◆ Work instructions: Reproduce the records. Keep every word exact and include no images.

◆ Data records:
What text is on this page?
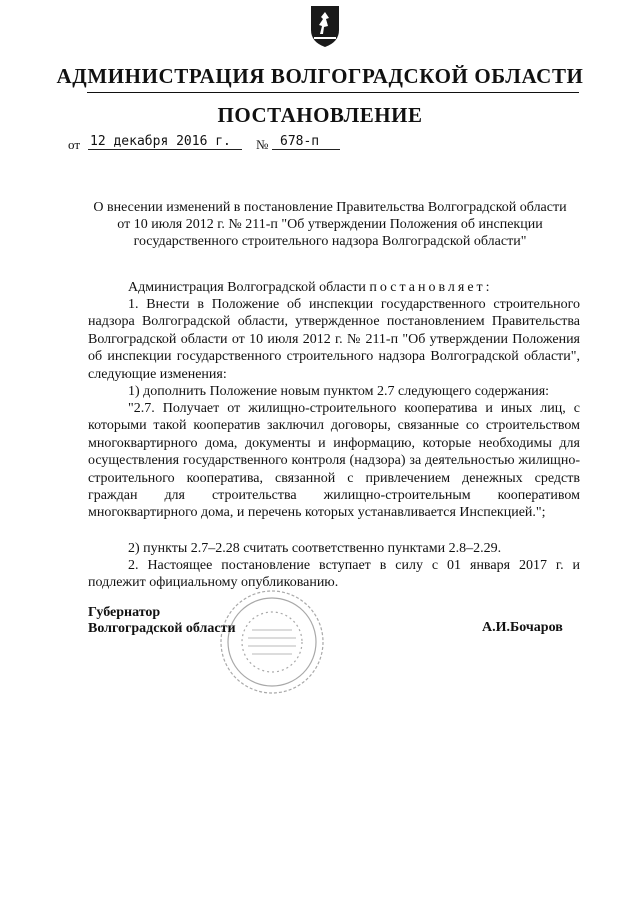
АДМИНИСТРАЦИЯ ВОЛГОГРАДСКОЙ ОБЛАСТИ
ПОСТАНОВЛЕНИЕ
от 12 декабря 2016 г.	№ 678-п
О внесении изменений в постановление Правительства Волгоградской области
от 10 июля 2012 г. № 211-п "Об утверждении Положения об инспекции
государственного строительного надзора Волгоградской области"
Администрация Волгоградской области постановляет:
1. Внести в Положение об инспекции государственного строительного надзора Волгоградской области, утвержденное постановлением Правительства Волгоградской области от 10 июля 2012 г. № 211-п "Об утверждении Положения об инспекции государственного строительного надзора Волгоградской области", следующие изменения:
1) дополнить Положение новым пунктом 2.7 следующего содержания:
"2.7. Получает от жилищно-строительного кооператива и иных лиц, с которыми такой кооператив заключил договоры, связанные со строительством многоквартирного дома, документы и информацию, которые необходимы для осуществления государственного контроля (надзора) за деятельностью жилищно-строительного кооператива, связанной с привлечением денежных средств граждан для строительства жилищно-строительным кооперативом многоквартирного дома, и перечень которых устанавливается Инспекцией.";
2) пункты 2.7–2.28 считать соответственно пунктами 2.8–2.29.
2. Настоящее постановление вступает в силу с 01 января 2017 г. и подлежит официальному опубликованию.
Губернатор
Волгоградской области	А.И.Бочаров
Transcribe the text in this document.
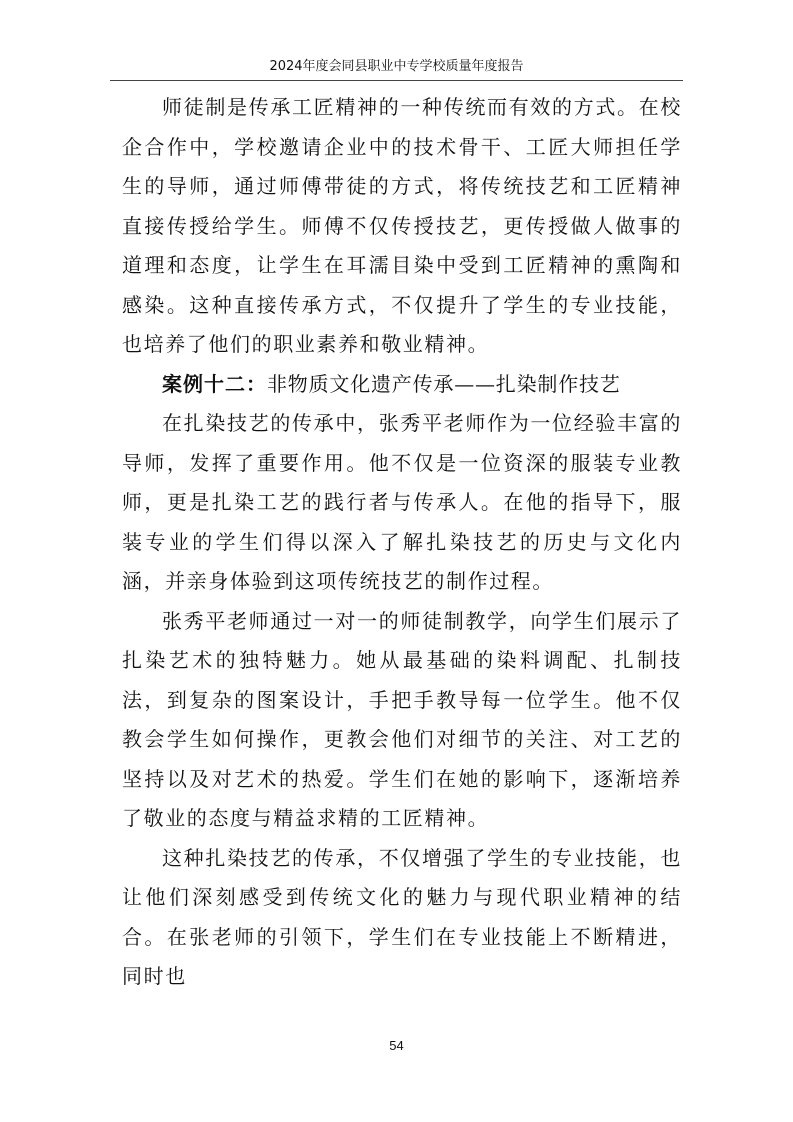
2024年度会同县职业中专学校质量年度报告

师徒制是传承工匠精神的一种传统而有效的方式。在校企合作中，学校邀请企业中的技术骨干、工匠大师担任学生的导师，通过师傅带徒的方式，将传统技艺和工匠精神直接传授给学生。师傅不仅传授技艺，更传授做人做事的道理和态度，让学生在耳濡目染中受到工匠精神的熏陶和感染。这种直接传承方式，不仅提升了学生的专业技能，也培养了他们的职业素养和敬业精神。

案例十二：非物质文化遗产传承——扎染制作技艺

在扎染技艺的传承中，张秀平老师作为一位经验丰富的导师，发挥了重要作用。他不仅是一位资深的服装专业教师，更是扎染工艺的践行者与传承人。在他的指导下，服装专业的学生们得以深入了解扎染技艺的历史与文化内涵，并亲身体验到这项传统技艺的制作过程。

张秀平老师通过一对一的师徒制教学，向学生们展示了扎染艺术的独特魅力。她从最基础的染料调配、扎制技法，到复杂的图案设计，手把手教导每一位学生。他不仅教会学生如何操作，更教会他们对细节的关注、对工艺的坚持以及对艺术的热爱。学生们在她的影响下，逐渐培养了敬业的态度与精益求精的工匠精神。

这种扎染技艺的传承，不仅增强了学生的专业技能，也让他们深刻感受到传统文化的魅力与现代职业精神的结合。在张老师的引领下，学生们在专业技能上不断精进，同时也

54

◆ Written solution:
What text is on this page?
АДМИНИСТРАЦИЯ ВОЛГОГРАДСКОЙ ОБЛАСТИ
ПОСТАНОВЛЕНИЕ
от 12 декабря 2016 г.	№ 678-п
О внесении изменений в постановление Правительства Волгоградской области
от 10 июля 2012 г. № 211-п "Об утверждении Положения об инспекции
государственного строительного надзора Волгоградской области"
Администрация Волгоградской области постановляет:
1. Внести в Положение об инспекции государственного строительного надзора Волгоградской области, утвержденное постановлением Правительства Волгоградской области от 10 июля 2012 г. № 211-п "Об утверждении Положения об инспекции государственного строительного надзора Волгоградской области", следующие изменения:
1) дополнить Положение новым пунктом 2.7 следующего содержания:
"2.7. Получает от жилищно-строительного кооператива и иных лиц, с которыми такой кооператив заключил договоры, связанные со строительством многоквартирного дома, документы и информацию, которые необходимы для осуществления государственного контроля (надзора) за деятельностью жилищно-строительного кооператива, связанной с привлечением денежных средств граждан для строительства жилищно-строительным кооперативом многоквартирного дома, и перечень которых устанавливается Инспекцией.";
2) пункты 2.7–2.28 считать соответственно пунктами 2.8–2.29.
2. Настоящее постановление вступает в силу с 01 января 2017 г. и подлежит официальному опубликованию.
Губернатор
Волгоградской области	А.И.Бочаров
Transcribe the text in this document.
2024年度会同县职业中专学校质量年度报告

师徒制是传承工匠精神的一种传统而有效的方式。在校企合作中，学校邀请企业中的技术骨干、工匠大师担任学生的导师，通过师傅带徒的方式，将传统技艺和工匠精神直接传授给学生。师傅不仅传授技艺，更传授做人做事的道理和态度，让学生在耳濡目染中受到工匠精神的熏陶和感染。这种直接传承方式，不仅提升了学生的专业技能，也培养了他们的职业素养和敬业精神。

案例十二：非物质文化遗产传承——扎染制作技艺

在扎染技艺的传承中，张秀平老师作为一位经验丰富的导师，发挥了重要作用。他不仅是一位资深的服装专业教师，更是扎染工艺的践行者与传承人。在他的指导下，服装专业的学生们得以深入了解扎染技艺的历史与文化内涵，并亲身体验到这项传统技艺的制作过程。

张秀平老师通过一对一的师徒制教学，向学生们展示了扎染艺术的独特魅力。她从最基础的染料调配、扎制技法，到复杂的图案设计，手把手教导每一位学生。他不仅教会学生如何操作，更教会他们对细节的关注、对工艺的坚持以及对艺术的热爱。学生们在她的影响下，逐渐培养了敬业的态度与精益求精的工匠精神。

这种扎染技艺的传承，不仅增强了学生的专业技能，也让他们深刻感受到传统文化的魅力与现代职业精神的结合。在张老师的引领下，学生们在专业技能上不断精进，同时也

54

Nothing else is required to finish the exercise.